- **Description of the task**
Set down every record once more, exactly as given.
BEGIN Source material
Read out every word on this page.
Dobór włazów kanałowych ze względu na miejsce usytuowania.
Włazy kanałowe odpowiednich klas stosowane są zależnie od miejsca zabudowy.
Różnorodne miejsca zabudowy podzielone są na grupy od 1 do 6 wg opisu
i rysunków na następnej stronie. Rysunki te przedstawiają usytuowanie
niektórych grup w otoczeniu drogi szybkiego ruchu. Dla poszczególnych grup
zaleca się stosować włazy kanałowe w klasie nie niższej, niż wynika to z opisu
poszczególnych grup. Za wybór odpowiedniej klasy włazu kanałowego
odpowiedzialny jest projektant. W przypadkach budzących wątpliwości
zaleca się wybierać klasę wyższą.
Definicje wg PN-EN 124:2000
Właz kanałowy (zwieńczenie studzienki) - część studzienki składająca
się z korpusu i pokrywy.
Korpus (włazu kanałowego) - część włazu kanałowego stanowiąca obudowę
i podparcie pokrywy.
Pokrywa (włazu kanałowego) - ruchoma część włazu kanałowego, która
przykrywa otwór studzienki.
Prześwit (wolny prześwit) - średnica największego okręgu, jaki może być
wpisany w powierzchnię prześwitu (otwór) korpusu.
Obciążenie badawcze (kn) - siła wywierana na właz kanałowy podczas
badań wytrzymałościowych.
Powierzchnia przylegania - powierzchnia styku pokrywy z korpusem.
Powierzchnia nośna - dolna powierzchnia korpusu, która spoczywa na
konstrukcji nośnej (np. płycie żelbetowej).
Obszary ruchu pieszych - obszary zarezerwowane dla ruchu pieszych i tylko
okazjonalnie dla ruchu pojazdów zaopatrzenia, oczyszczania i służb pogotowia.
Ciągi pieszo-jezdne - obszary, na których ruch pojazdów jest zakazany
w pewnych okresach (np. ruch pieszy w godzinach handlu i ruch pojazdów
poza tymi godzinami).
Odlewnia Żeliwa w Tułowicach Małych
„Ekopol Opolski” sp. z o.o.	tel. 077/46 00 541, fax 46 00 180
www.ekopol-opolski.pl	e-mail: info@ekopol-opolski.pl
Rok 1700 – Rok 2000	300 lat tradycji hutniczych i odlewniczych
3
END Source material
- **Output for this exercise**
Read out every word on this page.
Dobór włazów kanałowych ze względu na miejsce usytuowania.
Włazy kanałowe odpowiednich klas stosowane są zależnie od miejsca zabudowy.
Różnorodne miejsca zabudowy podzielone są na grupy od 1 do 6 wg opisu
i rysunków na następnej stronie. Rysunki te przedstawiają usytuowanie
niektórych grup w otoczeniu drogi szybkiego ruchu. Dla poszczególnych grup
zaleca się stosować włazy kanałowe w klasie nie niższej, niż wynika to z opisu
poszczególnych grup. Za wybór odpowiedniej klasy włazu kanałowego
odpowiedzialny jest projektant. W przypadkach budzących wątpliwości
zaleca się wybierać klasę wyższą.
Definicje wg PN-EN 124:2000
Właz kanałowy (zwieńczenie studzienki) - część studzienki składająca
się z korpusu i pokrywy.
Korpus (włazu kanałowego) - część włazu kanałowego stanowiąca obudowę
i podparcie pokrywy.
Pokrywa (włazu kanałowego) - ruchoma część włazu kanałowego, która
przykrywa otwór studzienki.
Prześwit (wolny prześwit) - średnica największego okręgu, jaki może być
wpisany w powierzchnię prześwitu (otwór) korpusu.
Obciążenie badawcze (kn) - siła wywierana na właz kanałowy podczas
badań wytrzymałościowych.
Powierzchnia przylegania - powierzchnia styku pokrywy z korpusem.
Powierzchnia nośna - dolna powierzchnia korpusu, która spoczywa na
konstrukcji nośnej (np. płycie żelbetowej).
Obszary ruchu pieszych - obszary zarezerwowane dla ruchu pieszych i tylko
okazjonalnie dla ruchu pojazdów zaopatrzenia, oczyszczania i służb pogotowia.
Ciągi pieszo-jezdne - obszary, na których ruch pojazdów jest zakazany
w pewnych okresach (np. ruch pieszy w godzinach handlu i ruch pojazdów
poza tymi godzinami).
Odlewnia Żeliwa w Tułowicach Małych
„Ekopol Opolski” sp. z o.o.	tel. 077/46 00 541, fax 46 00 180
www.ekopol-opolski.pl	e-mail: info@ekopol-opolski.pl
Rok 1700 – Rok 2000	300 lat tradycji hutniczych i odlewniczych
3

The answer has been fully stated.